> YOUR INSTRUCTIONS
Gather all lines in the data that hold the string "Next".

> DATASET RECORDS
** BEGIN **
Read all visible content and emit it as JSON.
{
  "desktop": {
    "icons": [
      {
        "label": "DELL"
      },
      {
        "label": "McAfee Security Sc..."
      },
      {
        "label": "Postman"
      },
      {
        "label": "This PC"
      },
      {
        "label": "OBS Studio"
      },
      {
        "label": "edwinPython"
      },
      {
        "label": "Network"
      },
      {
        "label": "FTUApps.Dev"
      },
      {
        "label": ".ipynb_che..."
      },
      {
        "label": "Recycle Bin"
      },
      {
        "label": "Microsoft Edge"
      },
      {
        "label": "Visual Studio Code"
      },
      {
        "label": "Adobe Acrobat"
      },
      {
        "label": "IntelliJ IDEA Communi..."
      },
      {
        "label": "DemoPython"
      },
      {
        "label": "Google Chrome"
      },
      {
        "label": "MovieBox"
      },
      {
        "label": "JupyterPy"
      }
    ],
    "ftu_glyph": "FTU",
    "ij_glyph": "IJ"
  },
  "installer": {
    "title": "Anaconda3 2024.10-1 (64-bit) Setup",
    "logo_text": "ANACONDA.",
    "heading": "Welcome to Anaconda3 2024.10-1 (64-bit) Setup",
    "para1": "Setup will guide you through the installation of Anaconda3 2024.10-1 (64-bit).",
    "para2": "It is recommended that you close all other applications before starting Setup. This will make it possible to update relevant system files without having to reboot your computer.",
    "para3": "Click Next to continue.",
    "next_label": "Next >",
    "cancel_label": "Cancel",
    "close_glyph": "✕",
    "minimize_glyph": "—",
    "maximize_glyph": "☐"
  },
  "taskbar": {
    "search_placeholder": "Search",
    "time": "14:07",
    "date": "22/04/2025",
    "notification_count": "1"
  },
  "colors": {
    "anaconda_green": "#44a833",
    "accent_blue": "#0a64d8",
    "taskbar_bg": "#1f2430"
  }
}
** END **
> THE OUTPUT
    "para3": "Click Next to continue.",
    "next_label": "Next >",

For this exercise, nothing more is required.